##### Task data #####
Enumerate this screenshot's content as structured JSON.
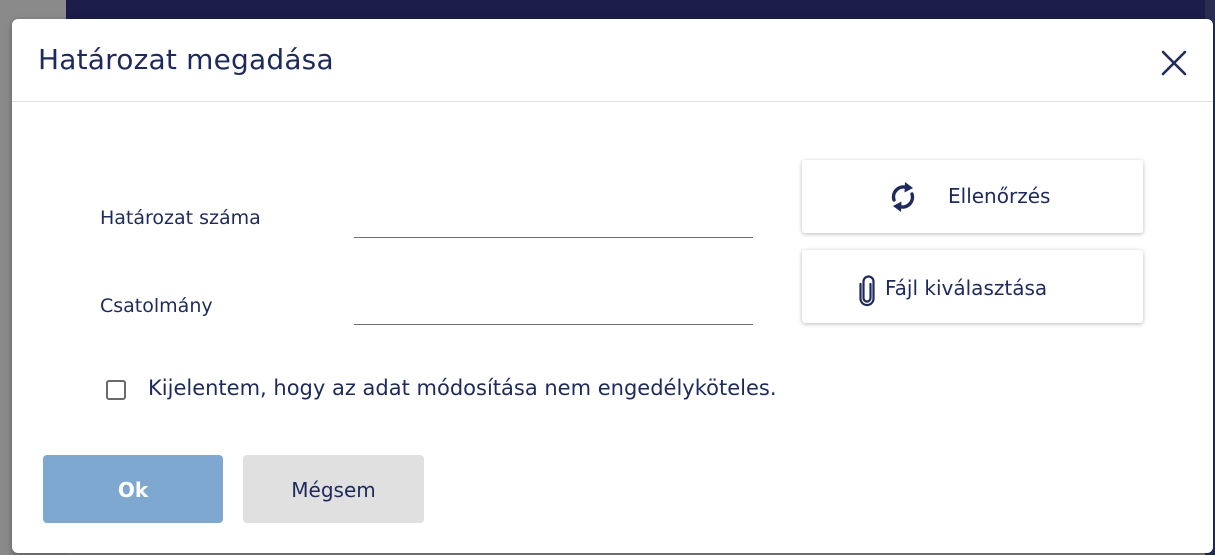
{
  "dialog": {
    "title": "Határozat megadása",
    "close_icon": "close-icon"
  },
  "form": {
    "decision_number_label": "Határozat száma",
    "decision_number_value": "",
    "attachment_label": "Csatolmány",
    "attachment_value": ""
  },
  "actions": {
    "check_label": "Ellenőrzés",
    "check_icon": "refresh-icon",
    "file_select_label": "Fájl kiválasztása",
    "file_select_icon": "paperclip-icon"
  },
  "declaration": {
    "label": "Kijelentem, hogy az adat módosítása nem engedélyköteles.",
    "checked": false
  },
  "footer": {
    "ok_label": "Ok",
    "cancel_label": "Mégsem"
  },
  "colors": {
    "text_primary": "#1f2a5c",
    "ok_button_bg": "#7ea8d0",
    "cancel_button_bg": "#e0e0e0",
    "backdrop_dark": "#1b1d48"
  }
}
#####
> [Direction]: Exclude the images, then output the data above word for word.

> [Task result]:
Enumerate this screenshot's content as structured JSON.
{
  "dialog": {
    "title": "Határozat megadása",
    "close_icon": "close-icon"
  },
  "form": {
    "decision_number_label": "Határozat száma",
    "decision_number_value": "",
    "attachment_label": "Csatolmány",
    "attachment_value": ""
  },
  "actions": {
    "check_label": "Ellenőrzés",
    "check_icon": "refresh-icon",
    "file_select_label": "Fájl kiválasztása",
    "file_select_icon": "paperclip-icon"
  },
  "declaration": {
    "label": "Kijelentem, hogy az adat módosítása nem engedélyköteles.",
    "checked": false
  },
  "footer": {
    "ok_label": "Ok",
    "cancel_label": "Mégsem"
  },
  "colors": {
    "text_primary": "#1f2a5c",
    "ok_button_bg": "#7ea8d0",
    "cancel_button_bg": "#e0e0e0",
    "backdrop_dark": "#1b1d48"
  }
}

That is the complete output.